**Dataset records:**
--- START ---
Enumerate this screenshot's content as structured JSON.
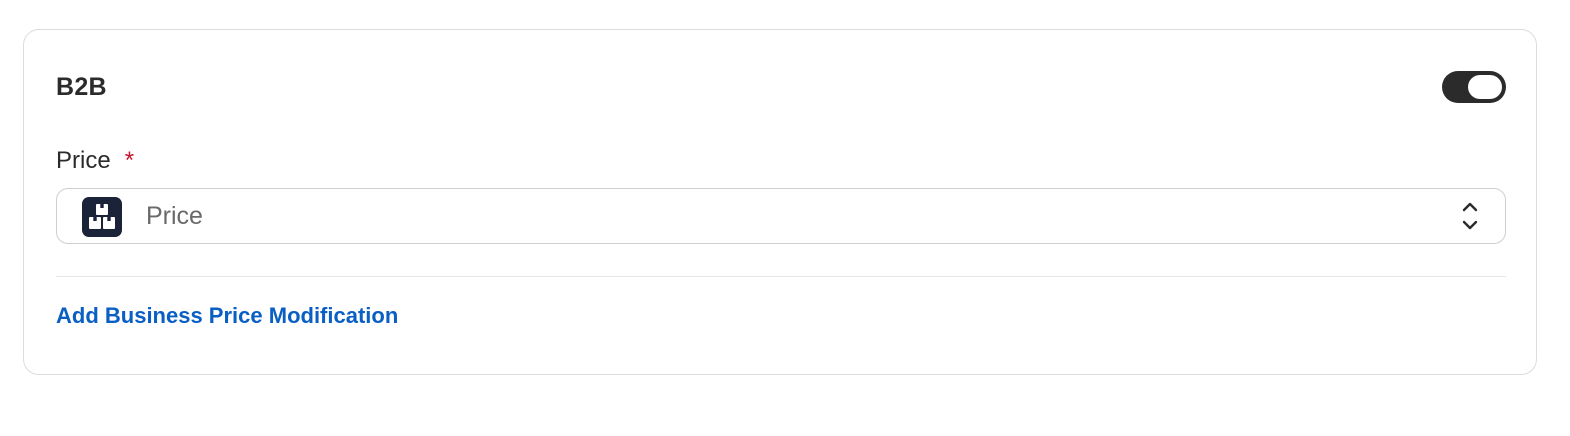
{
  "card": {
    "title": "B2B",
    "toggle": {
      "state": "on",
      "accent_color": "#2b2b2b"
    }
  },
  "price_field": {
    "label": "Price",
    "required_marker": "*",
    "required_color": "#c4132d",
    "select": {
      "icon": "boxes-icon",
      "value": "Price",
      "chevron_icon": "chevron-up-down-icon"
    }
  },
  "actions": {
    "add_modification_label": "Add Business Price Modification",
    "link_color": "#0a5fc4"
  }
}
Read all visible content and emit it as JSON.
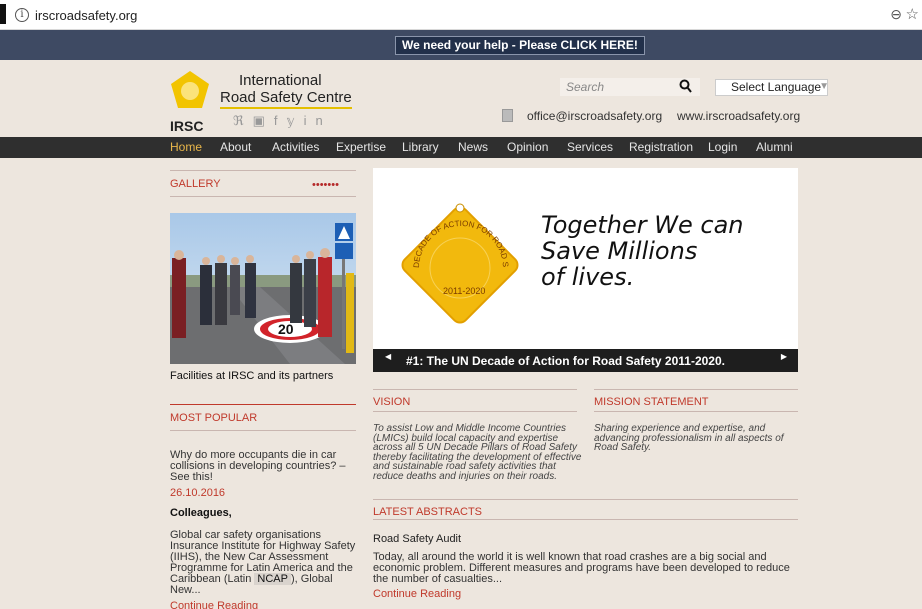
{
  "browser": {
    "url": "irscroadsafety.org",
    "info_glyph": "i",
    "zoom_glyph": "⊖",
    "star_glyph": "☆"
  },
  "help_banner": {
    "label": "We need your help - Please CLICK HERE!"
  },
  "header": {
    "logo_line1": "International",
    "logo_line2": "Road Safety Centre",
    "logo_abbr": "IRSC",
    "social_icons": [
      "rss-icon",
      "youtube-icon",
      "facebook-icon",
      "twitter-icon",
      "linkedin-icon"
    ],
    "social_glyphs": "ℜ▣f𝕪in",
    "search_placeholder": "Search",
    "language_select": "Select Language",
    "email": "office@irscroadsafety.org",
    "website": "www.irscroadsafety.org",
    "accent_color": "#e4bf00"
  },
  "nav": {
    "items": [
      "Home",
      "About",
      "Activities",
      "Expertise",
      "Library",
      "News",
      "Opinion",
      "Services",
      "Registration",
      "Login",
      "Alumni"
    ],
    "active": "Home"
  },
  "gallery": {
    "title": "GALLERY",
    "dots": "•••••••",
    "caption": "Facilities at IRSC and its partners",
    "sign_number": "20"
  },
  "most_popular": {
    "title": "MOST POPULAR",
    "question": "Why do more occupants die in car collisions in developing countries? – See this!",
    "date": "26.10.2016",
    "heading": "Colleagues,",
    "body_before": "Global car safety organisations Insurance Institute for Highway Safety (IIHS), the New Car Assessment Programme for Latin America and the Caribbean (Latin ",
    "ncap": "NCAP",
    "body_after": "), Global New...",
    "continue": "Continue Reading"
  },
  "slider": {
    "badge_text_top": "DECADE OF ACTION FOR ROAD SAFETY",
    "badge_text_bottom": "2011-2020",
    "slogan_line1": "Together We can",
    "slogan_line2": "Save Millions",
    "slogan_line3": "of lives.",
    "caption": "#1: The UN Decade of Action for Road Safety 2011-2020.",
    "prev_glyph": "◀",
    "next_glyph": "▶"
  },
  "vision": {
    "title": "VISION",
    "text": "To assist Low and Middle Income Countries (LMICs) build local capacity and expertise across all 5 UN Decade Pillars of Road Safety thereby facilitating the development of effective and sustainable road safety activities that reduce deaths and injuries on their roads."
  },
  "mission": {
    "title": "MISSION STATEMENT",
    "text": "Sharing experience and expertise, and advancing professionalism in all aspects of Road Safety."
  },
  "abstracts": {
    "title": "LATEST ABSTRACTS",
    "item_title": "Road Safety Audit",
    "item_body": "Today, all around the world it is well known that road crashes are a big social and economic problem. Different measures and programs have been developed to reduce the number of casualties...",
    "continue": "Continue Reading"
  }
}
--- END ---
Leave out the pictures and copy the rest of the material above exactly.

**Solution to this exercise:**
Enumerate this screenshot's content as structured JSON.
{
  "card": {
    "title": "B2B",
    "toggle": {
      "state": "on",
      "accent_color": "#2b2b2b"
    }
  },
  "price_field": {
    "label": "Price",
    "required_marker": "*",
    "required_color": "#c4132d",
    "select": {
      "icon": "boxes-icon",
      "value": "Price",
      "chevron_icon": "chevron-up-down-icon"
    }
  },
  "actions": {
    "add_modification_label": "Add Business Price Modification",
    "link_color": "#0a5fc4"
  }
}
Read all visible content and emit it as JSON.
{
  "browser": {
    "url": "irscroadsafety.org",
    "info_glyph": "i",
    "zoom_glyph": "⊖",
    "star_glyph": "☆"
  },
  "help_banner": {
    "label": "We need your help - Please CLICK HERE!"
  },
  "header": {
    "logo_line1": "International",
    "logo_line2": "Road Safety Centre",
    "logo_abbr": "IRSC",
    "social_icons": [
      "rss-icon",
      "youtube-icon",
      "facebook-icon",
      "twitter-icon",
      "linkedin-icon"
    ],
    "social_glyphs": "ℜ▣f𝕪in",
    "search_placeholder": "Search",
    "language_select": "Select Language",
    "email": "office@irscroadsafety.org",
    "website": "www.irscroadsafety.org",
    "accent_color": "#e4bf00"
  },
  "nav": {
    "items": [
      "Home",
      "About",
      "Activities",
      "Expertise",
      "Library",
      "News",
      "Opinion",
      "Services",
      "Registration",
      "Login",
      "Alumni"
    ],
    "active": "Home"
  },
  "gallery": {
    "title": "GALLERY",
    "dots": "•••••••",
    "caption": "Facilities at IRSC and its partners",
    "sign_number": "20"
  },
  "most_popular": {
    "title": "MOST POPULAR",
    "question": "Why do more occupants die in car collisions in developing countries? – See this!",
    "date": "26.10.2016",
    "heading": "Colleagues,",
    "body_before": "Global car safety organisations Insurance Institute for Highway Safety (IIHS), the New Car Assessment Programme for Latin America and the Caribbean (Latin ",
    "ncap": "NCAP",
    "body_after": "), Global New...",
    "continue": "Continue Reading"
  },
  "slider": {
    "badge_text_top": "DECADE OF ACTION FOR ROAD SAFETY",
    "badge_text_bottom": "2011-2020",
    "slogan_line1": "Together We can",
    "slogan_line2": "Save Millions",
    "slogan_line3": "of lives.",
    "caption": "#1: The UN Decade of Action for Road Safety 2011-2020.",
    "prev_glyph": "◀",
    "next_glyph": "▶"
  },
  "vision": {
    "title": "VISION",
    "text": "To assist Low and Middle Income Countries (LMICs) build local capacity and expertise across all 5 UN Decade Pillars of Road Safety thereby facilitating the development of effective and sustainable road safety activities that reduce deaths and injuries on their roads."
  },
  "mission": {
    "title": "MISSION STATEMENT",
    "text": "Sharing experience and expertise, and advancing professionalism in all aspects of Road Safety."
  },
  "abstracts": {
    "title": "LATEST ABSTRACTS",
    "item_title": "Road Safety Audit",
    "item_body": "Today, all around the world it is well known that road crashes are a big social and economic problem. Different measures and programs have been developed to reduce the number of casualties...",
    "continue": "Continue Reading"
  }
}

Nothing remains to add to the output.